Your task is to repeat the listing exactly.
-- Start --
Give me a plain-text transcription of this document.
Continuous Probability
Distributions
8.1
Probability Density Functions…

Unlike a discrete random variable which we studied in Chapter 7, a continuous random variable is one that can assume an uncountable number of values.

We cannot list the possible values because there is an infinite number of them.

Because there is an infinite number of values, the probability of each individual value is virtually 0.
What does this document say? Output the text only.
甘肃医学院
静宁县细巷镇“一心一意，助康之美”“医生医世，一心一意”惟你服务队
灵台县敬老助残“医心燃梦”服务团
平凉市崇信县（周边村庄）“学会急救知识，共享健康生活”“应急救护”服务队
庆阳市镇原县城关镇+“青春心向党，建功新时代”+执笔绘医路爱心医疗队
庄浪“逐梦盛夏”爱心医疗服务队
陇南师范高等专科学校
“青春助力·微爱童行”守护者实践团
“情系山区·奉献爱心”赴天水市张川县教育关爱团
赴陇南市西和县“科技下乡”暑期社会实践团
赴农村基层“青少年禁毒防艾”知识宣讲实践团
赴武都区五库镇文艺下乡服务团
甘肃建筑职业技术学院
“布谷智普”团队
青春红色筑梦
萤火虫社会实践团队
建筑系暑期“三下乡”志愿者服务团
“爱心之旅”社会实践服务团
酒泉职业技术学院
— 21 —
-- End --
» ANSWER TO THE PROBLEM:
Give me a plain-text transcription of this document.
Continuous Probability
Distributions
8.1
Probability Density Functions…

Unlike a discrete random variable which we studied in Chapter 7, a continuous random variable is one that can assume an uncountable number of values.

We cannot list the possible values because there is an infinite number of them.

Because there is an infinite number of values, the probability of each individual value is virtually 0.
What does this document say? Output the text only.
甘肃医学院
静宁县细巷镇“一心一意，助康之美”“医生医世，一心一意”惟你服务队
灵台县敬老助残“医心燃梦”服务团
平凉市崇信县（周边村庄）“学会急救知识，共享健康生活”“应急救护”服务队
庆阳市镇原县城关镇+“青春心向党，建功新时代”+执笔绘医路爱心医疗队
庄浪“逐梦盛夏”爱心医疗服务队
陇南师范高等专科学校
“青春助力·微爱童行”守护者实践团
“情系山区·奉献爱心”赴天水市张川县教育关爱团
赴陇南市西和县“科技下乡”暑期社会实践团
赴农村基层“青少年禁毒防艾”知识宣讲实践团
赴武都区五库镇文艺下乡服务团
甘肃建筑职业技术学院
“布谷智普”团队
青春红色筑梦
萤火虫社会实践团队
建筑系暑期“三下乡”志愿者服务团
“爱心之旅”社会实践服务团
酒泉职业技术学院
— 21 —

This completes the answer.